_Given data:_
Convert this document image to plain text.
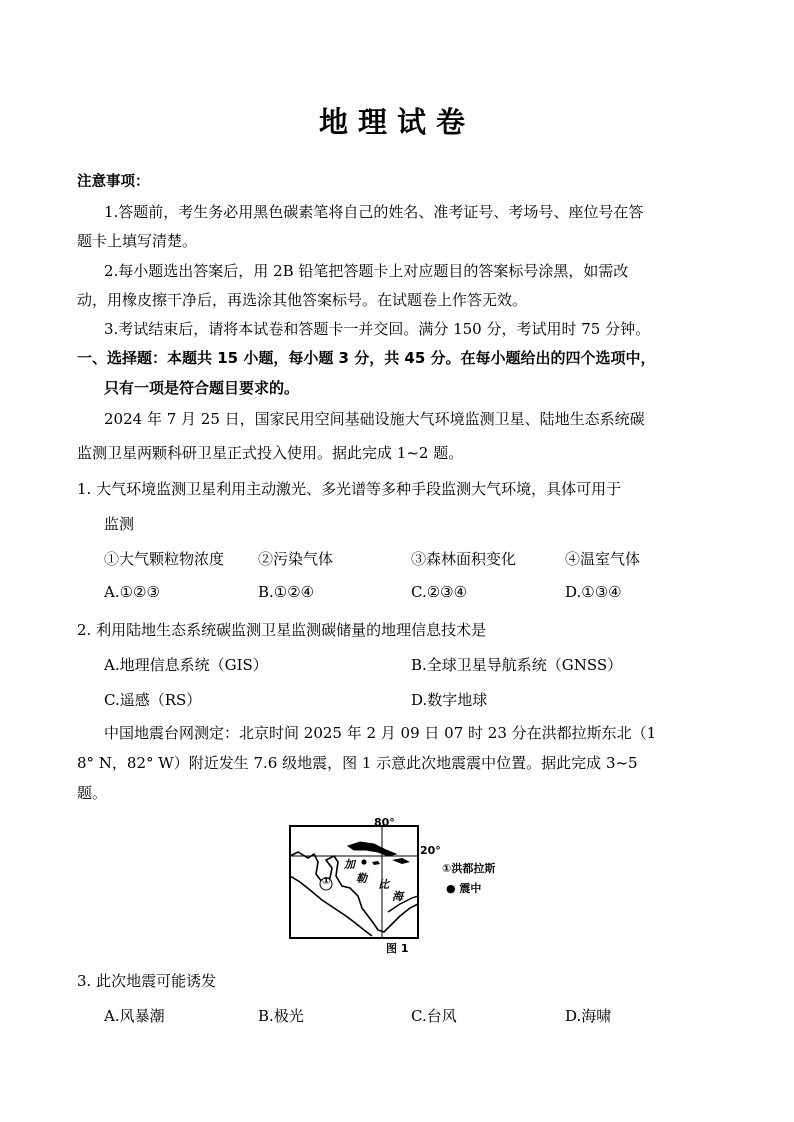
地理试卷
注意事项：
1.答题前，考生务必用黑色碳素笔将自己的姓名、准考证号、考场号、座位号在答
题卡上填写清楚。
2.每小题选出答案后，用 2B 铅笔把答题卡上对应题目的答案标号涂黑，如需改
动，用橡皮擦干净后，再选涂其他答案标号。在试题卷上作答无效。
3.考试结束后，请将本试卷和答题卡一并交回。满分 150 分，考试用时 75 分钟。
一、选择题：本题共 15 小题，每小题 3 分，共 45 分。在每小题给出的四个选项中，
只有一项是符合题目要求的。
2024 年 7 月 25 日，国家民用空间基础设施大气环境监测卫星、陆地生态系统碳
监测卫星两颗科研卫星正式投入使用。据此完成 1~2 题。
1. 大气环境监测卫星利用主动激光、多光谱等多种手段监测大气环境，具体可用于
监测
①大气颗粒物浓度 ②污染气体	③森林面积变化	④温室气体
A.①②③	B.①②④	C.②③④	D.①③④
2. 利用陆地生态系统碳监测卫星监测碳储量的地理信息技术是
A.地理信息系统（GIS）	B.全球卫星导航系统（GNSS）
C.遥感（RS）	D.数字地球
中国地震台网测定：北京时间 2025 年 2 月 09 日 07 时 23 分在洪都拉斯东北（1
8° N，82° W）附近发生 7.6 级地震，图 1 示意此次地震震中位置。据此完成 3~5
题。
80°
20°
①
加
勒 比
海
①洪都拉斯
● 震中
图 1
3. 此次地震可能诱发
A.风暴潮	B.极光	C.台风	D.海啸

_Set exercise:_
Without including the pictures, return each record above exactly as it stands.

_Exercise answer:_
Convert this document image to plain text.
地理试卷
注意事项：
1.答题前，考生务必用黑色碳素笔将自己的姓名、准考证号、考场号、座位号在答
题卡上填写清楚。
2.每小题选出答案后，用 2B 铅笔把答题卡上对应题目的答案标号涂黑，如需改
动，用橡皮擦干净后，再选涂其他答案标号。在试题卷上作答无效。
3.考试结束后，请将本试卷和答题卡一并交回。满分 150 分，考试用时 75 分钟。
一、选择题：本题共 15 小题，每小题 3 分，共 45 分。在每小题给出的四个选项中，
只有一项是符合题目要求的。
2024 年 7 月 25 日，国家民用空间基础设施大气环境监测卫星、陆地生态系统碳
监测卫星两颗科研卫星正式投入使用。据此完成 1~2 题。
1. 大气环境监测卫星利用主动激光、多光谱等多种手段监测大气环境，具体可用于
监测
①大气颗粒物浓度 ②污染气体	③森林面积变化	④温室气体
A.①②③	B.①②④	C.②③④	D.①③④
2. 利用陆地生态系统碳监测卫星监测碳储量的地理信息技术是
A.地理信息系统（GIS）	B.全球卫星导航系统（GNSS）
C.遥感（RS）	D.数字地球
中国地震台网测定：北京时间 2025 年 2 月 09 日 07 时 23 分在洪都拉斯东北（1
8° N，82° W）附近发生 7.6 级地震，图 1 示意此次地震震中位置。据此完成 3~5
题。
80°
20°
①
加
勒 比
海
①洪都拉斯
● 震中
图 1
3. 此次地震可能诱发
A.风暴潮	B.极光	C.台风	D.海啸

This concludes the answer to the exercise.